[begin DATASET EXCERPTS]
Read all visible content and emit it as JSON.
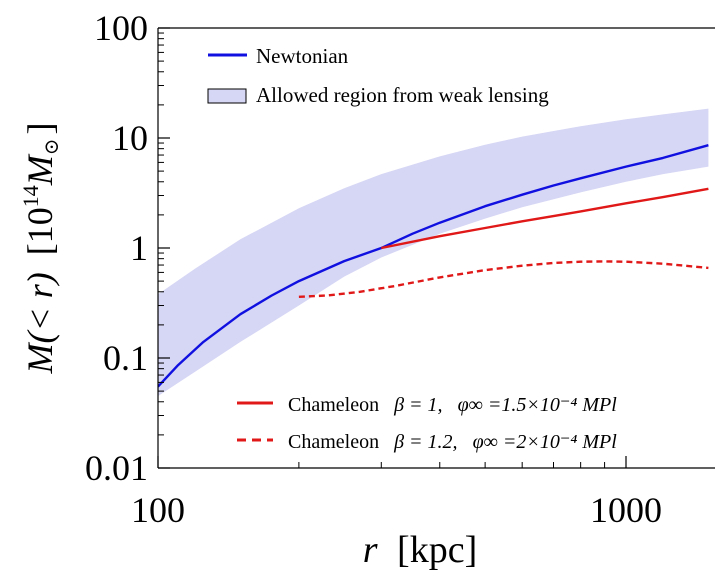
{
  "chart_data": {
    "type": "line",
    "x_scale": "log",
    "y_scale": "log",
    "xlim": [
      100,
      1500
    ],
    "ylim": [
      0.01,
      100
    ],
    "x_ticks": [
      {
        "value": 100,
        "label": "100"
      },
      {
        "value": 1000,
        "label": "1000"
      }
    ],
    "y_ticks": [
      {
        "value": 0.01,
        "label": "0.01"
      },
      {
        "value": 0.1,
        "label": "0.1"
      },
      {
        "value": 1,
        "label": "1"
      },
      {
        "value": 10,
        "label": "10"
      },
      {
        "value": 100,
        "label": "100"
      }
    ],
    "xlabel": {
      "var": "r",
      "unit": "[kpc]"
    },
    "ylabel": {
      "main": "M(< r)",
      "unit_prefix": "[10",
      "unit_exp": "14",
      "unit_var": "M",
      "unit_sub": "⊙",
      "unit_suffix": "]"
    },
    "band": {
      "name": "Allowed region from weak lensing",
      "color": "#d6d6f5",
      "x": [
        100,
        120,
        150,
        200,
        250,
        300,
        400,
        500,
        600,
        800,
        1000,
        1200,
        1500
      ],
      "y_low": [
        0.045,
        0.075,
        0.14,
        0.3,
        0.55,
        0.82,
        1.35,
        1.85,
        2.35,
        3.2,
        4.0,
        4.7,
        5.5
      ],
      "y_high": [
        0.38,
        0.65,
        1.2,
        2.3,
        3.5,
        4.7,
        6.8,
        8.7,
        10.3,
        12.8,
        14.8,
        16.4,
        18.5
      ]
    },
    "series": [
      {
        "name": "Newtonian",
        "color": "#1010e0",
        "dash": "solid",
        "x": [
          100,
          110,
          125,
          150,
          175,
          200,
          250,
          300,
          350,
          400,
          500,
          600,
          700,
          800,
          1000,
          1200,
          1500
        ],
        "y": [
          0.055,
          0.085,
          0.14,
          0.25,
          0.37,
          0.5,
          0.76,
          1.0,
          1.35,
          1.7,
          2.4,
          3.05,
          3.7,
          4.3,
          5.5,
          6.6,
          8.6
        ]
      },
      {
        "name": "Chameleon β = 1, φ∞ = 1.5 × 10⁻⁴ MPl",
        "label": "Chameleon",
        "beta_label": "β = 1,",
        "phi_label": "φ∞ =1.5×10⁻⁴ MPl",
        "color": "#e01818",
        "dash": "solid",
        "x": [
          300,
          400,
          500,
          600,
          700,
          800,
          1000,
          1200,
          1500
        ],
        "y": [
          1.0,
          1.28,
          1.52,
          1.75,
          1.95,
          2.15,
          2.55,
          2.9,
          3.45
        ]
      },
      {
        "name": "Chameleon β = 1.2, φ∞ = 2 × 10⁻⁴ MPl",
        "label": "Chameleon",
        "beta_label": "β = 1.2,",
        "phi_label": "φ∞ =2×10⁻⁴ MPl",
        "color": "#e01818",
        "dash": "dashed",
        "x": [
          200,
          230,
          270,
          320,
          400,
          500,
          600,
          700,
          800,
          900,
          1000,
          1200,
          1500
        ],
        "y": [
          0.36,
          0.37,
          0.4,
          0.45,
          0.54,
          0.63,
          0.69,
          0.73,
          0.75,
          0.755,
          0.75,
          0.72,
          0.66
        ]
      }
    ],
    "legend_top": [
      {
        "label": "Newtonian",
        "kind": "line",
        "color": "#1010e0"
      },
      {
        "label": "Allowed region from weak lensing",
        "kind": "box",
        "color": "#d6d6f5"
      }
    ]
  }
}
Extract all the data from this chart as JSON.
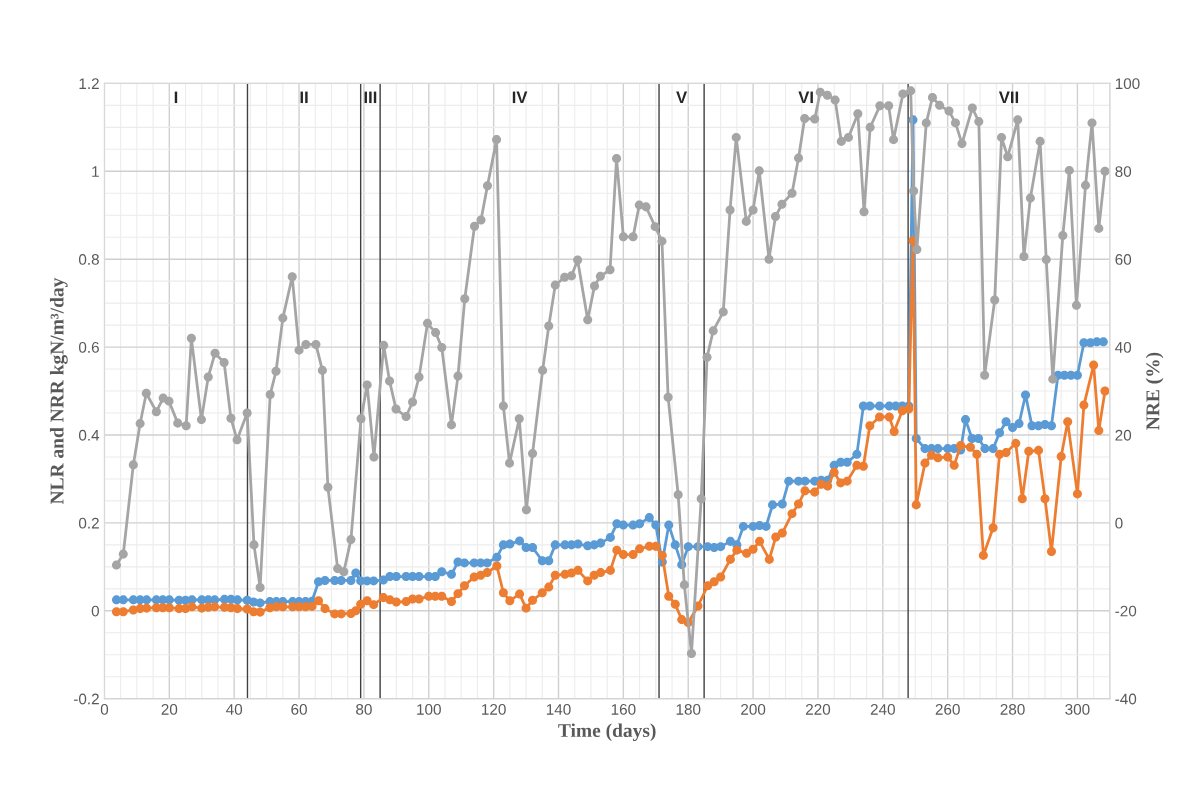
[end DATASET EXCERPTS]
* [WHAT TO WORK ON]
Search the records for the string "region" and return every line in which it occurs.

* [RESULT OF THE TASK]
      "name": "Allowed region from weak lensing",
        "label": "Allowed region from weak lensing",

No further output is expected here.